Supplied entries
-=-=-

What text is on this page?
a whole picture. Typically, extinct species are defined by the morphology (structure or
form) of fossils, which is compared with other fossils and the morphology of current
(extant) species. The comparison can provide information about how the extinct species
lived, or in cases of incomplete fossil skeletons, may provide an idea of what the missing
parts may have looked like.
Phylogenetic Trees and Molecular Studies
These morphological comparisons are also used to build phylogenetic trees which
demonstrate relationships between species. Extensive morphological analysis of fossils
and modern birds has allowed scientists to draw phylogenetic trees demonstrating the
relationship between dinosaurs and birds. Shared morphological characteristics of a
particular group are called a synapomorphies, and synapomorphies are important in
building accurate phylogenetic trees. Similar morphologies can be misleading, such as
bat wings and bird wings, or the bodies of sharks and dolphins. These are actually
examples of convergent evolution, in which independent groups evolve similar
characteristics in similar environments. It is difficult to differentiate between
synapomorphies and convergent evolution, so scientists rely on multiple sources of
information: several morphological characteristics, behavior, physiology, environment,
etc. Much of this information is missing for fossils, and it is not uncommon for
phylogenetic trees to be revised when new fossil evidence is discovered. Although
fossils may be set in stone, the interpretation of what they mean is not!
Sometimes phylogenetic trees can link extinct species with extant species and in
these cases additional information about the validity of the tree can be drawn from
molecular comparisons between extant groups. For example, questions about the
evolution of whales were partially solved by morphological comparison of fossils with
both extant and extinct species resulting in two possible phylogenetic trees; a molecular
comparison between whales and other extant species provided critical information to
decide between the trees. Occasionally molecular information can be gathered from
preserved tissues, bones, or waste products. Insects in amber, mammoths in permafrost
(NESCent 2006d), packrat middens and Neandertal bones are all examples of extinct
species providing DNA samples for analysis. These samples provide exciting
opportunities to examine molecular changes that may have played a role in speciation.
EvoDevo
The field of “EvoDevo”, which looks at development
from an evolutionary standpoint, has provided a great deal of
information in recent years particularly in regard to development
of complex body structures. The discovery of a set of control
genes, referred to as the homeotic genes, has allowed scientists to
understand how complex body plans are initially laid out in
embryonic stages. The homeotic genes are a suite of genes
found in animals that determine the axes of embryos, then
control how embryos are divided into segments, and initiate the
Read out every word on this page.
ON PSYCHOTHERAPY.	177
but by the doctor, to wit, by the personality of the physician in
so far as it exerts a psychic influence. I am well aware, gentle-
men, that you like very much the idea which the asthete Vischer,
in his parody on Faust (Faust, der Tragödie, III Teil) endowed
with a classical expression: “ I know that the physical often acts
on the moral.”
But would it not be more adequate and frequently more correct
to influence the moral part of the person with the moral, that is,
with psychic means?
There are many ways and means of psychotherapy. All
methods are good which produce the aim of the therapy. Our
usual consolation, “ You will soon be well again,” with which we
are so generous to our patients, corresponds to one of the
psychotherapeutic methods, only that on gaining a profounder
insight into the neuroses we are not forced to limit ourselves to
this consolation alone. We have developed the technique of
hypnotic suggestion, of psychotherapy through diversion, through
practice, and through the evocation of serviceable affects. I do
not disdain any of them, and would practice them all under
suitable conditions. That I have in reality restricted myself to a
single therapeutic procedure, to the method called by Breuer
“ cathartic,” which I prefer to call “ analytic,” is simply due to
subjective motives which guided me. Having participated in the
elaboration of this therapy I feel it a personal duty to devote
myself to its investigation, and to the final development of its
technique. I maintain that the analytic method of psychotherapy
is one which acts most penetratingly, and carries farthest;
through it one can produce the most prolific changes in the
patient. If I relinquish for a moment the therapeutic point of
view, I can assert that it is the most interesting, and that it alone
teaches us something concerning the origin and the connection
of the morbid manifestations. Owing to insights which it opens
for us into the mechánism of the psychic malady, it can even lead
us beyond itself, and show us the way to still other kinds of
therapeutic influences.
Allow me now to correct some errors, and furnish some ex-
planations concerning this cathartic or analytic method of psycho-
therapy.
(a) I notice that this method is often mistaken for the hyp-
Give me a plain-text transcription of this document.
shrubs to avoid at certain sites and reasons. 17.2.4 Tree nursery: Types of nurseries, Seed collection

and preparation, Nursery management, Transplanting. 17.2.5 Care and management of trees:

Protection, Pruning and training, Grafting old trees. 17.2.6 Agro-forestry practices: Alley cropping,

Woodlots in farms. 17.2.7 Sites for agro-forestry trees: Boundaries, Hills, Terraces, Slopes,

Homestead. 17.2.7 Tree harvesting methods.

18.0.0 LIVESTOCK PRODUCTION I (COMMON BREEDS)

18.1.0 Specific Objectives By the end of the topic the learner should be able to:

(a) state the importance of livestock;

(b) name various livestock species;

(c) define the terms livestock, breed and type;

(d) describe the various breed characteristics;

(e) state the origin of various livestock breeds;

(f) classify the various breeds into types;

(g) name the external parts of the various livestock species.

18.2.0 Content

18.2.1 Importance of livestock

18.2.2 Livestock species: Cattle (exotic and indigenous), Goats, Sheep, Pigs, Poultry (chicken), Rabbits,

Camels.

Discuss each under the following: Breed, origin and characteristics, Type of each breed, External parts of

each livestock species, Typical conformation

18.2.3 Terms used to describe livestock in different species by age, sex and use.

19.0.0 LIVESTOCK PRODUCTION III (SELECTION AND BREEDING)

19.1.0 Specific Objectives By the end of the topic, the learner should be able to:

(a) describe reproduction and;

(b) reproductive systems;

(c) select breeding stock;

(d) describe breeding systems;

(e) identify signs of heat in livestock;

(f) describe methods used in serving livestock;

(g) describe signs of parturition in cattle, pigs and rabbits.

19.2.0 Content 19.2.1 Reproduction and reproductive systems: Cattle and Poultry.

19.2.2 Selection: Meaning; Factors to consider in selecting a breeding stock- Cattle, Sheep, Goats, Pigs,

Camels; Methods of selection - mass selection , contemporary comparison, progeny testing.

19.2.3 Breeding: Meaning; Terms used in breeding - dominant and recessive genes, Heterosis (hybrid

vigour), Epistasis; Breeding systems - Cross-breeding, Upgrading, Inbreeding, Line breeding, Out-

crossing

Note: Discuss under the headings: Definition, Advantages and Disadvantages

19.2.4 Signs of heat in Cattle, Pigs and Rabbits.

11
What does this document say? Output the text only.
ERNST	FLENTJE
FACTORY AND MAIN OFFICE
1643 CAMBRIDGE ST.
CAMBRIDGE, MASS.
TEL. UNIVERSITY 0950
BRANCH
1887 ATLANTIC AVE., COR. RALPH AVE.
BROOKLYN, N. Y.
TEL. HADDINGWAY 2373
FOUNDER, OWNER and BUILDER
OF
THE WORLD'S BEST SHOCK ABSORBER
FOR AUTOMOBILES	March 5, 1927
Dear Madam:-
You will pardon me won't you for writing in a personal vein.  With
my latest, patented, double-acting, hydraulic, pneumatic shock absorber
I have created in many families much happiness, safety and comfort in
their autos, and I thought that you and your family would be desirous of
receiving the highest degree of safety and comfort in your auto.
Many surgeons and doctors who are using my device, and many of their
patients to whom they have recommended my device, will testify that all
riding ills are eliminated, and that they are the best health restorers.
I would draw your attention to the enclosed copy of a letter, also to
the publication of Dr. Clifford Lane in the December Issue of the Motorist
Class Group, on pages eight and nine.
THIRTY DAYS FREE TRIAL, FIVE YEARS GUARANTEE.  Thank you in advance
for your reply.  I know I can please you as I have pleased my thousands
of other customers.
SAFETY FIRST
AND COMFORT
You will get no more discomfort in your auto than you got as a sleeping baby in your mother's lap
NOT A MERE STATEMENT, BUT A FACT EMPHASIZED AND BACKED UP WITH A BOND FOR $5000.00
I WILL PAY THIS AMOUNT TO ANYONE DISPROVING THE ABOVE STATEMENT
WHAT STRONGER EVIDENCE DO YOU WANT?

-=-=-

Required action
Please count the lines of the material above that contain "convergent", and give only the number.

Result of this task
2